| Source passage |
------------------------
The worst thing about fandom in the last 20 years has been the incentivizing of fandom-as-conflict: not merely as a field in broader culture wars but as the field for endless intra-group battles.
This manifests in many ways: as seven hour videos complaining about The Last Jedi, as Twitter backlash campaigns, but also as stans defending their faves from any and all criticism real or imagined, as the endless boom-and-backlash cycle to any fandom meme or joke you see on Reddit, and as the drive for people to look for evidence other people discussing a thing they like are hysterical illiterate dolts, before anything else.
Or, in other words: a lot of fandoms are full of assholes these days, whose main interaction with fandom is using it as a reason to be an asshole, and to defend being an asshole. The actual “fandom” part of fandom no longer really exists for them. The discourse more or less is their fandom; someone whose main fandom activity is sharing videos about how Steven Universe is a fascist (?) isn’t in the Steven Universe fandom, they’re in the videos about how Steven Universe is a fascist (?) fandom. I mean, the chief fandom for many people is their side in the fandom war. What type of fanfic you write is secondary to what your affiliations are vis-a-vis battles over fanfiction
(One trend I've noticed is people who aren't at the stage where they only talk about what they hate and not what they love, but are at the stage where they can only talk about what they love in relation to what they hate. "I love this movie...and it proves this other movie is bullshit made by a hack". No ability to say just "I love this movie", period, end of sentence. This is how like two-thirds of Film Twitter talks about film, the remainder are all the grindhouse people going "man you've GOT to see Wrong Turn 5")
------------------------
Element position data:

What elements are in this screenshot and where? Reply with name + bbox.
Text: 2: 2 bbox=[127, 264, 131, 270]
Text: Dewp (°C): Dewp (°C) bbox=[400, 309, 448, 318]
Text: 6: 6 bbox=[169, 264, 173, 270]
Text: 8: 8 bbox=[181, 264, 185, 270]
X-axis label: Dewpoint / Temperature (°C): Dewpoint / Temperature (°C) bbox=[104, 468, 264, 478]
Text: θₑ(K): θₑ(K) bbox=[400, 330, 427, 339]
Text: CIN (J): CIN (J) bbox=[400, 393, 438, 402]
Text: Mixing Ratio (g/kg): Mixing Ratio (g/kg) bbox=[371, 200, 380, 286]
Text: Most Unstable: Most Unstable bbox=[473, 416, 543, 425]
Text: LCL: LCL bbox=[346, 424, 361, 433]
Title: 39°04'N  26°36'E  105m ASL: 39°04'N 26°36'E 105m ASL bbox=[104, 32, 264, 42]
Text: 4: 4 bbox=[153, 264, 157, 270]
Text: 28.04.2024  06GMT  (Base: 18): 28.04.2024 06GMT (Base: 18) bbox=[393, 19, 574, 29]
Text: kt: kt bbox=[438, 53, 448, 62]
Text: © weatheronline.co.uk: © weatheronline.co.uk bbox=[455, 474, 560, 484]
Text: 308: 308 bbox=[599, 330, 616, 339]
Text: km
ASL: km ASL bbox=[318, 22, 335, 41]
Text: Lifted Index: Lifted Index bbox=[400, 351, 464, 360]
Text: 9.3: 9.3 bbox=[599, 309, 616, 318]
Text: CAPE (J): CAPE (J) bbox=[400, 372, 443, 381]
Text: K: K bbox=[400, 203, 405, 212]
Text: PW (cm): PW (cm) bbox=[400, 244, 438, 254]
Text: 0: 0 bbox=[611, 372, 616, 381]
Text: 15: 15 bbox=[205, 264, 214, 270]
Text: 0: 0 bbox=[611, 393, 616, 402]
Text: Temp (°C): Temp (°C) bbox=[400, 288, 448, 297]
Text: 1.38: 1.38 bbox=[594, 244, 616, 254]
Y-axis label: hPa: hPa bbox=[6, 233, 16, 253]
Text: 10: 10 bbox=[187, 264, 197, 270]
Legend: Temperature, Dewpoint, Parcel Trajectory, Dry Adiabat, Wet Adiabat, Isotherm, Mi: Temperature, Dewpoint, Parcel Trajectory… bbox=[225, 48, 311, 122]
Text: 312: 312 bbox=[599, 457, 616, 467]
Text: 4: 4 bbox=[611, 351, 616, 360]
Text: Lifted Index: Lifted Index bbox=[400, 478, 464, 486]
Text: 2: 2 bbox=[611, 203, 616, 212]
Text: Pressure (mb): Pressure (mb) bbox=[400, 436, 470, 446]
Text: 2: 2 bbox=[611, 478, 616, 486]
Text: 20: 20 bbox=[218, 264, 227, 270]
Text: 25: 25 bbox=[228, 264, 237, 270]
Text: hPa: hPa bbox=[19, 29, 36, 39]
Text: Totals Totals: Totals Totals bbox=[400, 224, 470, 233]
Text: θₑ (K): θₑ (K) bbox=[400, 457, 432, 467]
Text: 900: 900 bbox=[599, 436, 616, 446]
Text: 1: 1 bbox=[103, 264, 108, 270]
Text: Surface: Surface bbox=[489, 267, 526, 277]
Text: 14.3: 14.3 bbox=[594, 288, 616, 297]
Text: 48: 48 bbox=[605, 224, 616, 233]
------------------------
| Stated task |
List every form that the passage on fandom gives for how fandom-as-conflict manifests.

| Solution for this exercise |
- Seven-hour videos complaining about The Last Jedi
- Twitter backlash campaigns
- Stans defending their faves from any and all criticism, real or imagined
- The endless boom-and-backlash cycle to any fandom meme or joke seen on Reddit
- The drive for people to look for evidence that others discussing a thing they like are hysterical illiterate dolts